### [Records for the task]
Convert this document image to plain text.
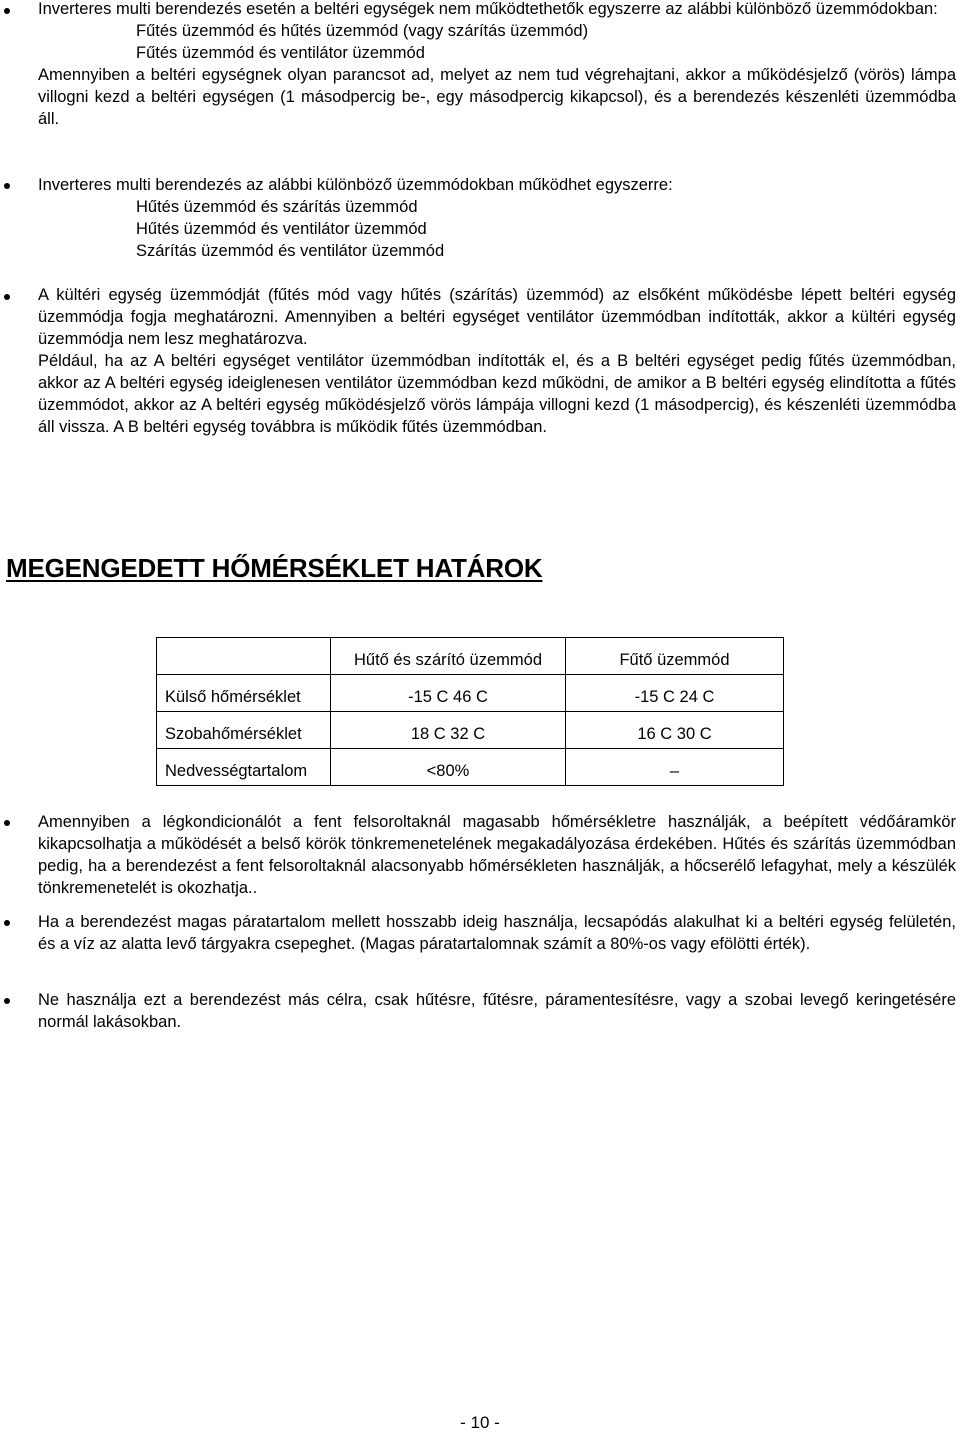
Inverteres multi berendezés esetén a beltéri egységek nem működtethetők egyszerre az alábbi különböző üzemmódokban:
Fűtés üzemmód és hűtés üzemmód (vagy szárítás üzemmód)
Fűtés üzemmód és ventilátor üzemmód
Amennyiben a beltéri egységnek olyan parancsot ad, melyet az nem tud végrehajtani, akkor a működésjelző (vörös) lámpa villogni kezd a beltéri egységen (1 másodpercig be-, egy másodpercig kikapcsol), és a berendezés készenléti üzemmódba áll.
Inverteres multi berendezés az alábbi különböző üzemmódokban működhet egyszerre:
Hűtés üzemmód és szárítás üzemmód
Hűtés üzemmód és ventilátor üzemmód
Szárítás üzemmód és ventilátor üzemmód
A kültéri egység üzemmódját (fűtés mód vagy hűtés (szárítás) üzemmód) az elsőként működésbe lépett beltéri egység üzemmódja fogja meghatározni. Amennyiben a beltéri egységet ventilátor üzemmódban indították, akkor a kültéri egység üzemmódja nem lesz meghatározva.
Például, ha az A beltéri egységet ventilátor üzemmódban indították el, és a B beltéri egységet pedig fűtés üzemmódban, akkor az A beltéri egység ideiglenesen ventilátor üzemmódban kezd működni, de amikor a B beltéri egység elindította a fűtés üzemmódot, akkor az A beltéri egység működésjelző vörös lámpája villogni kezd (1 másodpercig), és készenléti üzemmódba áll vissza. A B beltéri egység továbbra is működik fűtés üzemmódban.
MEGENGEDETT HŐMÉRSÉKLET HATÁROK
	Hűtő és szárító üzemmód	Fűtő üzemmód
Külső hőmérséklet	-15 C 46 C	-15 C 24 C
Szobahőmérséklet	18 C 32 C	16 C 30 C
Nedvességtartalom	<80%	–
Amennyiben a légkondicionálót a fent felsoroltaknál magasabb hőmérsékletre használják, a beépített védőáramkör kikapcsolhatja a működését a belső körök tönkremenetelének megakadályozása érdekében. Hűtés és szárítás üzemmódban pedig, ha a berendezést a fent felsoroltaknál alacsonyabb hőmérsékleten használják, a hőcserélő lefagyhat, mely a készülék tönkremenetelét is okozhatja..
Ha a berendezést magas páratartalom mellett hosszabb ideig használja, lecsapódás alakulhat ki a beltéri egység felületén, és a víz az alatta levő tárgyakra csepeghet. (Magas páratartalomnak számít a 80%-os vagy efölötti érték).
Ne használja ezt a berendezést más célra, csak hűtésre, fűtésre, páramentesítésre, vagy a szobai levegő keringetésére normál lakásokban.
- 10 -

--

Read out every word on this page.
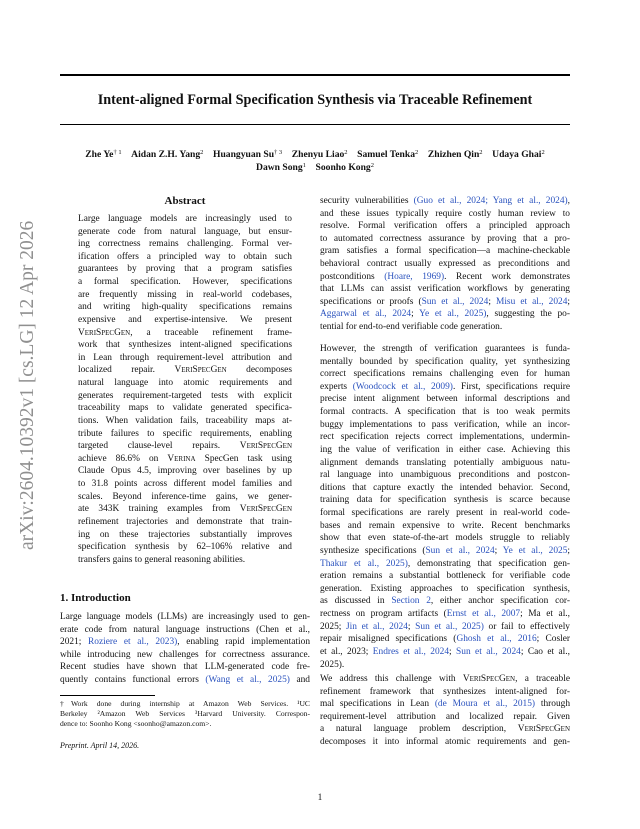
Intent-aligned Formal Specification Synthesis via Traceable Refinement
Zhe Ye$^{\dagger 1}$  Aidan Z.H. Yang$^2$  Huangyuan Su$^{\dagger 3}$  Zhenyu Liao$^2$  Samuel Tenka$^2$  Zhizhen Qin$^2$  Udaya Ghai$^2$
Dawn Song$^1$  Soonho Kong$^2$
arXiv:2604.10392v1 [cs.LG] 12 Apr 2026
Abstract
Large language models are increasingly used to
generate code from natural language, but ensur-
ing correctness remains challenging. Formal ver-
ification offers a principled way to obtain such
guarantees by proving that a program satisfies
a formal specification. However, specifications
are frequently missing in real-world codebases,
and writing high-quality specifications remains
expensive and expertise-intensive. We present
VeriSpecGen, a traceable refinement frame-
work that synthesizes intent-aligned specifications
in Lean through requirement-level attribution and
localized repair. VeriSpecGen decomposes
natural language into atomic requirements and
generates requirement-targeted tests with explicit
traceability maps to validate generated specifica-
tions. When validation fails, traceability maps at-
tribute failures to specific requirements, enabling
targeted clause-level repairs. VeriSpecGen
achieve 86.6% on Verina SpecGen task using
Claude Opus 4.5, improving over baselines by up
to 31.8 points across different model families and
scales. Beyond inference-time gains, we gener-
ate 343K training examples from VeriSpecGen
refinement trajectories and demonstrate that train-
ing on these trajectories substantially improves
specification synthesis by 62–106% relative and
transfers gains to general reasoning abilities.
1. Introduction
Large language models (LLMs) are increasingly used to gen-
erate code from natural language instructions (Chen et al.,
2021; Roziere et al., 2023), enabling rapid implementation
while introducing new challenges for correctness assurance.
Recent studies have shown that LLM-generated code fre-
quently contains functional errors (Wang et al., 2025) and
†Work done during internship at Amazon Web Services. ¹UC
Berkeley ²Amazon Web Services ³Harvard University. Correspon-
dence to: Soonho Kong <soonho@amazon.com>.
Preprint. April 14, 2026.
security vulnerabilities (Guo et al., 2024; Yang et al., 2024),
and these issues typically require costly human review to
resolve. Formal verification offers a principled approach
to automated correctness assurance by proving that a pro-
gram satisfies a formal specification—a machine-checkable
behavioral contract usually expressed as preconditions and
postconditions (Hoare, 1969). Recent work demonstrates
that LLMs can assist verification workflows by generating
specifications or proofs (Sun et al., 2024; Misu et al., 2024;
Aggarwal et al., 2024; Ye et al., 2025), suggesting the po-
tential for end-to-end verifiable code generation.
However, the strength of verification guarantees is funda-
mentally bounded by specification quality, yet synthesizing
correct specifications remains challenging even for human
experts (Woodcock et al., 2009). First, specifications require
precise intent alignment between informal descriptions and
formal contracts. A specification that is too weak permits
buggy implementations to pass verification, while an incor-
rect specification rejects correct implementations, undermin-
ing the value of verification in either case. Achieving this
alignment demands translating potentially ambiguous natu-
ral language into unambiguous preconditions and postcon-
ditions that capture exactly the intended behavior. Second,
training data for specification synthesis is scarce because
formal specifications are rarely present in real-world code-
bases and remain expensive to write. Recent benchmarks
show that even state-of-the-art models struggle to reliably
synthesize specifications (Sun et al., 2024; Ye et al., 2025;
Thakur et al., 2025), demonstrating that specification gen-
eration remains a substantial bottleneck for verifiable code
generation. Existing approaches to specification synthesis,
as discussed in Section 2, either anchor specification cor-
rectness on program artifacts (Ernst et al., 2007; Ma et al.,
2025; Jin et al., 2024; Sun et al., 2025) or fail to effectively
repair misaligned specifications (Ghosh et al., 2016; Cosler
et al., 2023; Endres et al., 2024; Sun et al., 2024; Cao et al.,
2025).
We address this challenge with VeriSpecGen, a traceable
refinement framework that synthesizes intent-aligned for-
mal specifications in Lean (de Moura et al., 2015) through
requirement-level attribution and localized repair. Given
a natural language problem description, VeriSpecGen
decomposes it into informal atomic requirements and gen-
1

### [Work instructions]
From the listing above, copy every line that includes the word "assurance".

### [Exercise response]
while introducing new challenges for correctness assurance.
to automated correctness assurance by proving that a pro-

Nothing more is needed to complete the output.